> Problem description
Return every line below as is, leaving out the pictures.

> Listed entries

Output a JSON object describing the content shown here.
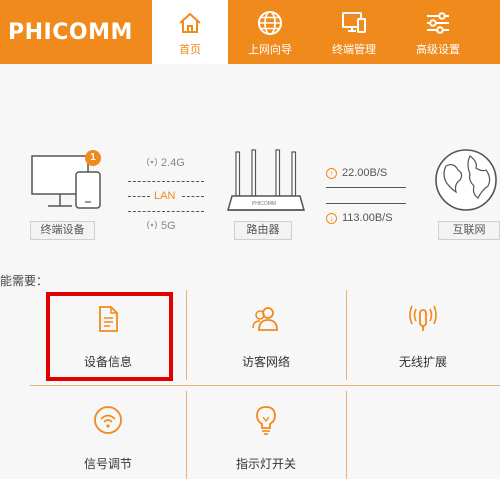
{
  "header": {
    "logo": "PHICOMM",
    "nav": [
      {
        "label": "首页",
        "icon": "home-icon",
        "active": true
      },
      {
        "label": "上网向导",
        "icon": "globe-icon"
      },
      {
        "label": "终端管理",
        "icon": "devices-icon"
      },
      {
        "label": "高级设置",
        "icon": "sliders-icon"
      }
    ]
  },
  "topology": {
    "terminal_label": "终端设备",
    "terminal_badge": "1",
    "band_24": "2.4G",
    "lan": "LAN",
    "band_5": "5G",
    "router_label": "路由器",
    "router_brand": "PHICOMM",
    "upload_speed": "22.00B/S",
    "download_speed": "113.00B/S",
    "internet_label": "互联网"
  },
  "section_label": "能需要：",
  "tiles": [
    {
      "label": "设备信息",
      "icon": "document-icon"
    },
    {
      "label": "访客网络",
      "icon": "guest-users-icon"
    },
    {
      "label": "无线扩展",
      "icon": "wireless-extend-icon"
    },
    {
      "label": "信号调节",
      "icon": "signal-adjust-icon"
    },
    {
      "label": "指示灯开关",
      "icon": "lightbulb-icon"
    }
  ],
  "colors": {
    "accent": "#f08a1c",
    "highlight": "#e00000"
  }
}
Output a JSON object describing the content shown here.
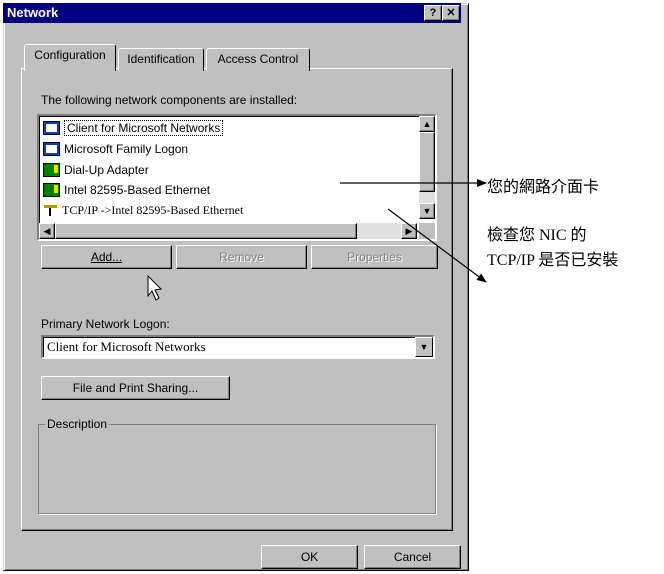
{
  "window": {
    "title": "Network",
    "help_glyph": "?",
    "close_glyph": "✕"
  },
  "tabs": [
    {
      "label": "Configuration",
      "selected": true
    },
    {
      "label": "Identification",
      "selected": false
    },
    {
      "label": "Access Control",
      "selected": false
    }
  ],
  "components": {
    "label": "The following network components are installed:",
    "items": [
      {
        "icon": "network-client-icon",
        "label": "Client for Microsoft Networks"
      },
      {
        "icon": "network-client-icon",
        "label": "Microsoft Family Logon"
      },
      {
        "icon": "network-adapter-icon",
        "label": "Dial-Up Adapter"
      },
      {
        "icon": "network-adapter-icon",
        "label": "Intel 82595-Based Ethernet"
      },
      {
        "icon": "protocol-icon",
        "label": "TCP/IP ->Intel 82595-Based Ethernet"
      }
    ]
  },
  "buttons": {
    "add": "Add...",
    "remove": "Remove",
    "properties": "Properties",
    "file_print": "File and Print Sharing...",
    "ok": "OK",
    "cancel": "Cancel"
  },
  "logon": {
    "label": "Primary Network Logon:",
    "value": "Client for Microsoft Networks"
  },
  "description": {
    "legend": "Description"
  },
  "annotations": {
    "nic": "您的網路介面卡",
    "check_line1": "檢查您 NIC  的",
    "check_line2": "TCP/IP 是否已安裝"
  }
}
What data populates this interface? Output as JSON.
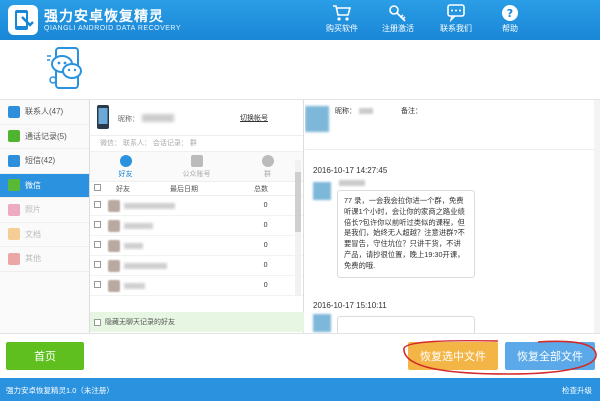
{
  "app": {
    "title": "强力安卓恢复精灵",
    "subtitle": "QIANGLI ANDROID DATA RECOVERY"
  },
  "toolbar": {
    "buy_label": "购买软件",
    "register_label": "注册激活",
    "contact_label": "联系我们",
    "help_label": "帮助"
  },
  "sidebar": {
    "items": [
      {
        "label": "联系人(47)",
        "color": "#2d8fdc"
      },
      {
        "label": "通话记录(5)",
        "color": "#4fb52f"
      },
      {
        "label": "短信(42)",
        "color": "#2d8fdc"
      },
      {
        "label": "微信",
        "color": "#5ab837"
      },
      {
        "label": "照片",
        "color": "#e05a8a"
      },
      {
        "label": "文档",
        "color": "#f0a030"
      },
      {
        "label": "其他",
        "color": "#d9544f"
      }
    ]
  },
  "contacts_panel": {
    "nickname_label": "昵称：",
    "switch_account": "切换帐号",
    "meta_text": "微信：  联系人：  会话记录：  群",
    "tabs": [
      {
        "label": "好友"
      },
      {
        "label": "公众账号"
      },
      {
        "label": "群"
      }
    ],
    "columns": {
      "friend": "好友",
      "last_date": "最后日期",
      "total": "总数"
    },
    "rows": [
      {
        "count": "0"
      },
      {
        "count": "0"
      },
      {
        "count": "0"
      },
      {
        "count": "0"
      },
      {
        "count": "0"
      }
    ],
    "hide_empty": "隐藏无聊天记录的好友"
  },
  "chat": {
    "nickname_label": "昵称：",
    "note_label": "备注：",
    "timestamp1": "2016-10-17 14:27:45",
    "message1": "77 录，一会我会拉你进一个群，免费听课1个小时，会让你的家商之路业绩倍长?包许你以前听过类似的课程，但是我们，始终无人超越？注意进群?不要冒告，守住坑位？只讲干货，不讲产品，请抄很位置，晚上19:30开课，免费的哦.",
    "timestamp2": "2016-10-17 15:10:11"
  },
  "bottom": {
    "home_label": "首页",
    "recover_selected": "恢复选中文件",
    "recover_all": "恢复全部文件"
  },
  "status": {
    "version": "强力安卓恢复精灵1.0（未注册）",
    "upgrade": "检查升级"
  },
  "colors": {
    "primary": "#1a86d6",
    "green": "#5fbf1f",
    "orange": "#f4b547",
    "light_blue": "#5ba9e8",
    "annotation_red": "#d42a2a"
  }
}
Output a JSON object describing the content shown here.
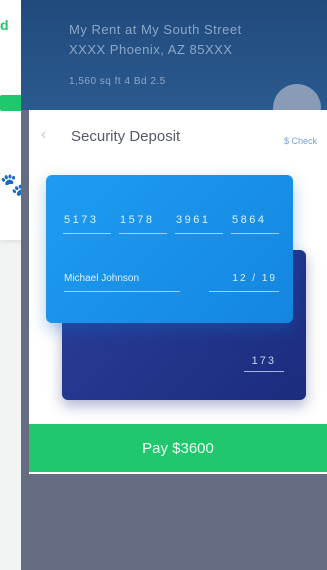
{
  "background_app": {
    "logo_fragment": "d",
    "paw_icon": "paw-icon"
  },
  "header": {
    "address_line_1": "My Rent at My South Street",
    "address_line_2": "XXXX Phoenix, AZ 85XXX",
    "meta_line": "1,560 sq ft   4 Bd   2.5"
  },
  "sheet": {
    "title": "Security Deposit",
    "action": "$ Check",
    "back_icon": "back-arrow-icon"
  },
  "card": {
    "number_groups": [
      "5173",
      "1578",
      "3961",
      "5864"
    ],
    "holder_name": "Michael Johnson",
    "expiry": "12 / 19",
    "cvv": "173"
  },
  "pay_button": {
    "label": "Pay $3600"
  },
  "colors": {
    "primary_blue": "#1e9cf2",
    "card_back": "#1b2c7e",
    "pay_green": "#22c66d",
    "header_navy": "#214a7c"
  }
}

> Expected output
Output a JSON object describing the content shown here.
{
  "header": {
    "logo": "PHICOMM",
    "nav": [
      {
        "label": "首页",
        "icon": "home-icon",
        "active": true
      },
      {
        "label": "上网向导",
        "icon": "globe-icon"
      },
      {
        "label": "终端管理",
        "icon": "devices-icon"
      },
      {
        "label": "高级设置",
        "icon": "sliders-icon"
      }
    ]
  },
  "topology": {
    "terminal_label": "终端设备",
    "terminal_badge": "1",
    "band_24": "2.4G",
    "lan": "LAN",
    "band_5": "5G",
    "router_label": "路由器",
    "router_brand": "PHICOMM",
    "upload_speed": "22.00B/S",
    "download_speed": "113.00B/S",
    "internet_label": "互联网"
  },
  "section_label": "能需要：",
  "tiles": [
    {
      "label": "设备信息",
      "icon": "document-icon"
    },
    {
      "label": "访客网络",
      "icon": "guest-users-icon"
    },
    {
      "label": "无线扩展",
      "icon": "wireless-extend-icon"
    },
    {
      "label": "信号调节",
      "icon": "signal-adjust-icon"
    },
    {
      "label": "指示灯开关",
      "icon": "lightbulb-icon"
    }
  ],
  "colors": {
    "accent": "#f08a1c",
    "highlight": "#e00000"
  }
}
Output a JSON object describing the content shown here.
{
  "window": {
    "title": "Network",
    "help_glyph": "?",
    "close_glyph": "✕"
  },
  "tabs": [
    {
      "label": "Configuration",
      "selected": true
    },
    {
      "label": "Identification",
      "selected": false
    },
    {
      "label": "Access Control",
      "selected": false
    }
  ],
  "components": {
    "label": "The following network components are installed:",
    "items": [
      {
        "icon": "network-client-icon",
        "label": "Client for Microsoft Networks"
      },
      {
        "icon": "network-client-icon",
        "label": "Microsoft Family Logon"
      },
      {
        "icon": "network-adapter-icon",
        "label": "Dial-Up Adapter"
      },
      {
        "icon": "network-adapter-icon",
        "label": "Intel 82595-Based Ethernet"
      },
      {
        "icon": "protocol-icon",
        "label": "TCP/IP ->Intel 82595-Based Ethernet"
      }
    ]
  },
  "buttons": {
    "add": "Add...",
    "remove": "Remove",
    "properties": "Properties",
    "file_print": "File and Print Sharing...",
    "ok": "OK",
    "cancel": "Cancel"
  },
  "logon": {
    "label": "Primary Network Logon:",
    "value": "Client for Microsoft Networks"
  },
  "description": {
    "legend": "Description"
  },
  "annotations": {
    "nic": "您的網路介面卡",
    "check_line1": "檢查您 NIC  的",
    "check_line2": "TCP/IP 是否已安裝"
  }
}
What data populates this interface? Output as JSON.
{
  "app": {
    "title": "强力安卓恢复精灵",
    "subtitle": "QIANGLI ANDROID DATA RECOVERY"
  },
  "toolbar": {
    "buy_label": "购买软件",
    "register_label": "注册激活",
    "contact_label": "联系我们",
    "help_label": "帮助"
  },
  "sidebar": {
    "items": [
      {
        "label": "联系人(47)",
        "color": "#2d8fdc"
      },
      {
        "label": "通话记录(5)",
        "color": "#4fb52f"
      },
      {
        "label": "短信(42)",
        "color": "#2d8fdc"
      },
      {
        "label": "微信",
        "color": "#5ab837"
      },
      {
        "label": "照片",
        "color": "#e05a8a"
      },
      {
        "label": "文档",
        "color": "#f0a030"
      },
      {
        "label": "其他",
        "color": "#d9544f"
      }
    ]
  },
  "contacts_panel": {
    "nickname_label": "昵称：",
    "switch_account": "切换帐号",
    "meta_text": "微信：  联系人：  会话记录：  群",
    "tabs": [
      {
        "label": "好友"
      },
      {
        "label": "公众账号"
      },
      {
        "label": "群"
      }
    ],
    "columns": {
      "friend": "好友",
      "last_date": "最后日期",
      "total": "总数"
    },
    "rows": [
      {
        "count": "0"
      },
      {
        "count": "0"
      },
      {
        "count": "0"
      },
      {
        "count": "0"
      },
      {
        "count": "0"
      }
    ],
    "hide_empty": "隐藏无聊天记录的好友"
  },
  "chat": {
    "nickname_label": "昵称：",
    "note_label": "备注：",
    "timestamp1": "2016-10-17 14:27:45",
    "message1": "77 录，一会我会拉你进一个群，免费听课1个小时，会让你的家商之路业绩倍长?包许你以前听过类似的课程，但是我们，始终无人超越？注意进群?不要冒告，守住坑位？只讲干货，不讲产品，请抄很位置，晚上19:30开课，免费的哦.",
    "timestamp2": "2016-10-17 15:10:11"
  },
  "bottom": {
    "home_label": "首页",
    "recover_selected": "恢复选中文件",
    "recover_all": "恢复全部文件"
  },
  "status": {
    "version": "强力安卓恢复精灵1.0（未注册）",
    "upgrade": "检查升级"
  },
  "colors": {
    "primary": "#1a86d6",
    "green": "#5fbf1f",
    "orange": "#f4b547",
    "light_blue": "#5ba9e8",
    "annotation_red": "#d42a2a"
  }
}
Output a JSON object describing the content shown here.
{
  "background_app": {
    "logo_fragment": "d",
    "paw_icon": "paw-icon"
  },
  "header": {
    "address_line_1": "My Rent at My South Street",
    "address_line_2": "XXXX Phoenix, AZ 85XXX",
    "meta_line": "1,560 sq ft   4 Bd   2.5"
  },
  "sheet": {
    "title": "Security Deposit",
    "action": "$ Check",
    "back_icon": "back-arrow-icon"
  },
  "card": {
    "number_groups": [
      "5173",
      "1578",
      "3961",
      "5864"
    ],
    "holder_name": "Michael Johnson",
    "expiry": "12 / 19",
    "cvv": "173"
  },
  "pay_button": {
    "label": "Pay $3600"
  },
  "colors": {
    "primary_blue": "#1e9cf2",
    "card_back": "#1b2c7e",
    "pay_green": "#22c66d",
    "header_navy": "#214a7c"
  }
}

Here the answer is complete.